> [TASK]:
Find each line with the string "состоит" and copy it.

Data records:
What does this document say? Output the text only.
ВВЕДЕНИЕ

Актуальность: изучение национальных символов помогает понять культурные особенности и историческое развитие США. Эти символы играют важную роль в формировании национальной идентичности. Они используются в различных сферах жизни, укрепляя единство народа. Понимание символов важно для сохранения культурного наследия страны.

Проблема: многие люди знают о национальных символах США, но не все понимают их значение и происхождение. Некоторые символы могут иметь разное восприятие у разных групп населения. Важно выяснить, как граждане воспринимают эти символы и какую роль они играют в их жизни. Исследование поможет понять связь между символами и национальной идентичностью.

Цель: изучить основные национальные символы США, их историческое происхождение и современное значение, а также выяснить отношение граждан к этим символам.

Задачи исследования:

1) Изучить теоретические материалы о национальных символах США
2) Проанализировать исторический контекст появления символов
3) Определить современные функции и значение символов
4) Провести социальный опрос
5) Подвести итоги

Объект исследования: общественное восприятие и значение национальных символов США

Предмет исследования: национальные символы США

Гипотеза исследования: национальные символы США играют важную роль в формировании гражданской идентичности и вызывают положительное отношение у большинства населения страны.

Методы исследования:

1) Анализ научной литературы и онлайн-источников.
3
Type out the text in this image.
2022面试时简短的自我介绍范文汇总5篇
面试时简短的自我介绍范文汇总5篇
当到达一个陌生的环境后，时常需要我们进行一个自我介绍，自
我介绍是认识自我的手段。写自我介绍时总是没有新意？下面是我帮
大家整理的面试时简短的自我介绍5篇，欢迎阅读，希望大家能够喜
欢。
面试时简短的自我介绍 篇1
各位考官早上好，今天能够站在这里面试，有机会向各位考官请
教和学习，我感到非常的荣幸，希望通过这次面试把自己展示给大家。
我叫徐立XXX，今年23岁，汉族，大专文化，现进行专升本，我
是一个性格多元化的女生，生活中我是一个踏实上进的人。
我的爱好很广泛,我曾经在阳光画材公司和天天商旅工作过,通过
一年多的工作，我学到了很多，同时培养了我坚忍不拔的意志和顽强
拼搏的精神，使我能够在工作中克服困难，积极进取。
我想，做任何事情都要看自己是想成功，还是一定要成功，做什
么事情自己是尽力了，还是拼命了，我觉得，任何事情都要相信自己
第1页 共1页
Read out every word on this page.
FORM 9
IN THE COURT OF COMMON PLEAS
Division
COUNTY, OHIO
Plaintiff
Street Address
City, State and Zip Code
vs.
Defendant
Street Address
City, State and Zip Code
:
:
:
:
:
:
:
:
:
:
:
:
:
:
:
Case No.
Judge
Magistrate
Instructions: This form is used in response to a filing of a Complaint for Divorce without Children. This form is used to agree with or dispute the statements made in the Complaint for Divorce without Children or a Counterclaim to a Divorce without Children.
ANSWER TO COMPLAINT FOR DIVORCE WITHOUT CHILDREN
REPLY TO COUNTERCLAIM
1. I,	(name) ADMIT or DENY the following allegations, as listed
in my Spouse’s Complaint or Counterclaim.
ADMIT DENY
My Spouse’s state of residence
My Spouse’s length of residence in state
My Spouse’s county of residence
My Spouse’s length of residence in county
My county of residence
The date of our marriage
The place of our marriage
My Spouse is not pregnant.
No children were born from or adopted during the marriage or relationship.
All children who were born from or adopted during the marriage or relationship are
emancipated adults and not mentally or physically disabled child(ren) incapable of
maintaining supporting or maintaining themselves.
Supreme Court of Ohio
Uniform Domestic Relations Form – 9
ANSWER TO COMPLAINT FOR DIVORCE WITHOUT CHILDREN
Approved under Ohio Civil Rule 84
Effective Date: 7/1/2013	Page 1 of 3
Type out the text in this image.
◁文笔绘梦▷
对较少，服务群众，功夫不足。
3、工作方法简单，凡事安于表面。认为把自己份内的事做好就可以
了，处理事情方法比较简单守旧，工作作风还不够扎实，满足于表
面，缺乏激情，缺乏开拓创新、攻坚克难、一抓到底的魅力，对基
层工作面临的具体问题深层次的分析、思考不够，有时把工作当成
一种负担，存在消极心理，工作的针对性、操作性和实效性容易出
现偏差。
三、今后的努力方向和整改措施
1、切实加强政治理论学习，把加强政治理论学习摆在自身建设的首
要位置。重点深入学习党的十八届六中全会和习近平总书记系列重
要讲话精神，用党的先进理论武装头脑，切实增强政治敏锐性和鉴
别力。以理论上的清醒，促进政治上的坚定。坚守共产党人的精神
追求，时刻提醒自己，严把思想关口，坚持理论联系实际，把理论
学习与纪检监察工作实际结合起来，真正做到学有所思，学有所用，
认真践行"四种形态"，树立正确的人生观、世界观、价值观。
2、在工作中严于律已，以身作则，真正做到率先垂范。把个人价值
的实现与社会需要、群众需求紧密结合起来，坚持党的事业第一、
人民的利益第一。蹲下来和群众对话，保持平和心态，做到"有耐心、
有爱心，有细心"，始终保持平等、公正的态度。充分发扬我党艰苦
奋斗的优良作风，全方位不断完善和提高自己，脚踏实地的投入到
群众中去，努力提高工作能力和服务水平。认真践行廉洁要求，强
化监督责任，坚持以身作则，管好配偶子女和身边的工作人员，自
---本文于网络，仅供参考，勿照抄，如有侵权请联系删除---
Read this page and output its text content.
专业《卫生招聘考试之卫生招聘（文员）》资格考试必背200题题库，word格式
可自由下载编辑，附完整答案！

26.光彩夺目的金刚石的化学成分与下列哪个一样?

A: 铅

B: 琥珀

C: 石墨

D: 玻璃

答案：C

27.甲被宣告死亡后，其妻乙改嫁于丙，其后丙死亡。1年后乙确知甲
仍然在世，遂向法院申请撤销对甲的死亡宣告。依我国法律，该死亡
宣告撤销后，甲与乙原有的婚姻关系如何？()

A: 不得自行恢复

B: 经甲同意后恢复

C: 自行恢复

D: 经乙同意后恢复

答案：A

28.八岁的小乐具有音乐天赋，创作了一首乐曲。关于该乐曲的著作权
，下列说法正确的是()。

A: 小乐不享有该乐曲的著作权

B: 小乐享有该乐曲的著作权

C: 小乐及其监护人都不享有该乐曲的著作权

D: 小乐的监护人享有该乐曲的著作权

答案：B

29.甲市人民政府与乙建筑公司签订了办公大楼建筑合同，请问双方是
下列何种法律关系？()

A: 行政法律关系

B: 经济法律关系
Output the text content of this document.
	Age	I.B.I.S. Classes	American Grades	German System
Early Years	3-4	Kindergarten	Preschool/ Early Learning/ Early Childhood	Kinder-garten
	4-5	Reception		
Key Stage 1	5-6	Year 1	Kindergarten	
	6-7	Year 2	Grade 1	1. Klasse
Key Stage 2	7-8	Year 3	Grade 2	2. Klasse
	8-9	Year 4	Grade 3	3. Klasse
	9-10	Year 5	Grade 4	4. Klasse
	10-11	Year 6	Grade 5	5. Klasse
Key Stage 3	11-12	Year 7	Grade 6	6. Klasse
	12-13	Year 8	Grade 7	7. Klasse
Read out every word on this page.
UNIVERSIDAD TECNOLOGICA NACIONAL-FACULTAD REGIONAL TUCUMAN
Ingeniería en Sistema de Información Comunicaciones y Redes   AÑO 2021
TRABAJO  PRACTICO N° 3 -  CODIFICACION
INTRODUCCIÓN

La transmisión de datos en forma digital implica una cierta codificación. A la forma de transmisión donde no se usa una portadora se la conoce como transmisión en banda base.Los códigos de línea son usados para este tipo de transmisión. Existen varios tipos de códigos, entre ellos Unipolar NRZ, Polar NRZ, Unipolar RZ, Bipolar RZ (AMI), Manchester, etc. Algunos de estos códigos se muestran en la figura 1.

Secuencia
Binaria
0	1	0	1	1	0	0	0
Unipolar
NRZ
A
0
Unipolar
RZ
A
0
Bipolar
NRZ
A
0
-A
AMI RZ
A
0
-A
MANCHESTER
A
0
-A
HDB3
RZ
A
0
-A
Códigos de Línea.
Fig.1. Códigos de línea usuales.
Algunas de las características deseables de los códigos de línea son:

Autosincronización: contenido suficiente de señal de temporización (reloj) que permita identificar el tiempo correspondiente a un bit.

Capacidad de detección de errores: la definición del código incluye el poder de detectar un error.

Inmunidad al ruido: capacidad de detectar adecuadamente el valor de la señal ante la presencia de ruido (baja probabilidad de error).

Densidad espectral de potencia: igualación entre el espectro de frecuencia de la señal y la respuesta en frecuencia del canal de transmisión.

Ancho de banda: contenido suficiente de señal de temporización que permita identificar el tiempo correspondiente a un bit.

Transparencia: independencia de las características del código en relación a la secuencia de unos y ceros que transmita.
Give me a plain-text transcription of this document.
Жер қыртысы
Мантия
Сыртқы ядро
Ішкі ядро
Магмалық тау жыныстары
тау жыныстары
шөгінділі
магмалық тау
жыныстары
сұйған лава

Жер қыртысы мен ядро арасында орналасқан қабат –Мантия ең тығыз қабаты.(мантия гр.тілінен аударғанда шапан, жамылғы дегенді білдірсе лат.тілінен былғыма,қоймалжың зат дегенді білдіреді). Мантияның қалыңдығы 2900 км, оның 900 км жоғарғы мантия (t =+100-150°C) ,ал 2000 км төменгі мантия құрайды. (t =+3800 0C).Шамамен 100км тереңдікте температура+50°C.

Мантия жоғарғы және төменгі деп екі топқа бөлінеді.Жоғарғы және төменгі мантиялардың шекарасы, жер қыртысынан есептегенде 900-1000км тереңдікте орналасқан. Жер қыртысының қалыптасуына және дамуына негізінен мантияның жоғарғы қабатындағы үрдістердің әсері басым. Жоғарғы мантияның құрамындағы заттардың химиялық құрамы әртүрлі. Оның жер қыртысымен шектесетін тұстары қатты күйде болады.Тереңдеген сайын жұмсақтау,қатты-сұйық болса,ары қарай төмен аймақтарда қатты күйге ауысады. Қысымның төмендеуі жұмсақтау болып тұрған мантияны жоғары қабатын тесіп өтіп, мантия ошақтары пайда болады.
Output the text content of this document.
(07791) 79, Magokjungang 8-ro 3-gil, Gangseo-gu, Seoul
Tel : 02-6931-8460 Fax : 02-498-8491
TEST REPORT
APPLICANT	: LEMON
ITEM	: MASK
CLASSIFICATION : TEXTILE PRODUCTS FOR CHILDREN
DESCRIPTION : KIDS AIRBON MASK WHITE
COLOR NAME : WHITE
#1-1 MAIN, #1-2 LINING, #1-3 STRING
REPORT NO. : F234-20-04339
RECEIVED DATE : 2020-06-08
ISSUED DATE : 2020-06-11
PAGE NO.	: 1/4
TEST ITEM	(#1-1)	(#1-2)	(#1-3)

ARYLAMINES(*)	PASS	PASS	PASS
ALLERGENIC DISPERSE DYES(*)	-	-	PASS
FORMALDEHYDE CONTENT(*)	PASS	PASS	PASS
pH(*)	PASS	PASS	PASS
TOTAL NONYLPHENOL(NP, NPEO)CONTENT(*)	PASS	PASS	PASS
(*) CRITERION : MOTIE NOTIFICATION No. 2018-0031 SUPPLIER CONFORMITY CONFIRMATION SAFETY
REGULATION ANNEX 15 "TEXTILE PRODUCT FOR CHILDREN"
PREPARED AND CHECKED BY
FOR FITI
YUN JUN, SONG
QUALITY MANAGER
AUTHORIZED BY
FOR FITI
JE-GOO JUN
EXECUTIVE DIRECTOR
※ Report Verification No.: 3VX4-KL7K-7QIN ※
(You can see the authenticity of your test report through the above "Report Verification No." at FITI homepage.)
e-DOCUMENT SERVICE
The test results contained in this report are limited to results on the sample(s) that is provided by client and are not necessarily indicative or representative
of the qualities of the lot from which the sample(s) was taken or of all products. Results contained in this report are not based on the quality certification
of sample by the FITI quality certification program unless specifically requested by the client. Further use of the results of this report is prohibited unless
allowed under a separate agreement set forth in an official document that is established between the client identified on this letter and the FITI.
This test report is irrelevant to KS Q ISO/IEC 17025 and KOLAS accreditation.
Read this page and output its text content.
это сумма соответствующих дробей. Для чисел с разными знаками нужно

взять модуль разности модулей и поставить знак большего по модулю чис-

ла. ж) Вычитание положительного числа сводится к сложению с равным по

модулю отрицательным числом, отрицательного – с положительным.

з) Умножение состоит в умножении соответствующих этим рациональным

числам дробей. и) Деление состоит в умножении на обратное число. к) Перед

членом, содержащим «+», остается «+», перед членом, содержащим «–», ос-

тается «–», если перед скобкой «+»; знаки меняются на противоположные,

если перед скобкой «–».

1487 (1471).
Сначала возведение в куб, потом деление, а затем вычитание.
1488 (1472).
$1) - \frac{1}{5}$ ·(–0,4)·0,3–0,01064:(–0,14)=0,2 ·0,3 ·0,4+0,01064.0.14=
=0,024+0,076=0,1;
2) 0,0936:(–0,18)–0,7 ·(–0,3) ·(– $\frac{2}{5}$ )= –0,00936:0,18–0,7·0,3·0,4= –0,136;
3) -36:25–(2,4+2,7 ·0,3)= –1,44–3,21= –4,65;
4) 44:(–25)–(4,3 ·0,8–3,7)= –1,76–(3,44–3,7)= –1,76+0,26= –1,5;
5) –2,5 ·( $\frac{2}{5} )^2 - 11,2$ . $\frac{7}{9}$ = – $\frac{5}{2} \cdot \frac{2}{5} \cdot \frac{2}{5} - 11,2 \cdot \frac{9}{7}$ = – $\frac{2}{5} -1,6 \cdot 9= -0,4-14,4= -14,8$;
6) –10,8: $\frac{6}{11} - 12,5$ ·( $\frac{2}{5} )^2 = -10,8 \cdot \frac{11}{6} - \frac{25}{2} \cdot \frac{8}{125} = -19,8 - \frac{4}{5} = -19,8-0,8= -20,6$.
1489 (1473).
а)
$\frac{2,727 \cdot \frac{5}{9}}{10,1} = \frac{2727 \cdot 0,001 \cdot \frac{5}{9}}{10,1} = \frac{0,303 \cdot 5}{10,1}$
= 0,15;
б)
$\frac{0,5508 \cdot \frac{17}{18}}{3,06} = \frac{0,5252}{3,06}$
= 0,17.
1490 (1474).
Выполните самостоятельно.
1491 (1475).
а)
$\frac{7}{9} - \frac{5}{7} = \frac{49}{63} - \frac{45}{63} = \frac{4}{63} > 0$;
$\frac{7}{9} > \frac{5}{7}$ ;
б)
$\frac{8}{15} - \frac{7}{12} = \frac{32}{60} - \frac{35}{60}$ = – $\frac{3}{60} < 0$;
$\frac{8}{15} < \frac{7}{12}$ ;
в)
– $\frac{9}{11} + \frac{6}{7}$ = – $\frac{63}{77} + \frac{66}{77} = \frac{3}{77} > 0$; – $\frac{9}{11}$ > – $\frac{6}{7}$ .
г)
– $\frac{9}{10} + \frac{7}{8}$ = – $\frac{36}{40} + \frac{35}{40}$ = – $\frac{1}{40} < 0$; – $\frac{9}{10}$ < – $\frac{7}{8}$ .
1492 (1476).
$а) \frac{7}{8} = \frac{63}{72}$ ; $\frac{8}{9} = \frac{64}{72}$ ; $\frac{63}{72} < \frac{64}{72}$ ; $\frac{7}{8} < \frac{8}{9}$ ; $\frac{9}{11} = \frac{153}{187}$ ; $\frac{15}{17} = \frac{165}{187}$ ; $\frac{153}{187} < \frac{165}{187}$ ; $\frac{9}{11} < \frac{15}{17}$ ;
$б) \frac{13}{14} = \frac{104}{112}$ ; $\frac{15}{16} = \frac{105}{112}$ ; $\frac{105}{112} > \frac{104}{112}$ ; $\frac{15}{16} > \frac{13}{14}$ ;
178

> [ANSWER TO THE PROBLEM]:
з) Умножение состоит в умножении соответствующих этим рациональным
числам дробей. и) Деление состоит в умножении на обратное число. к) Перед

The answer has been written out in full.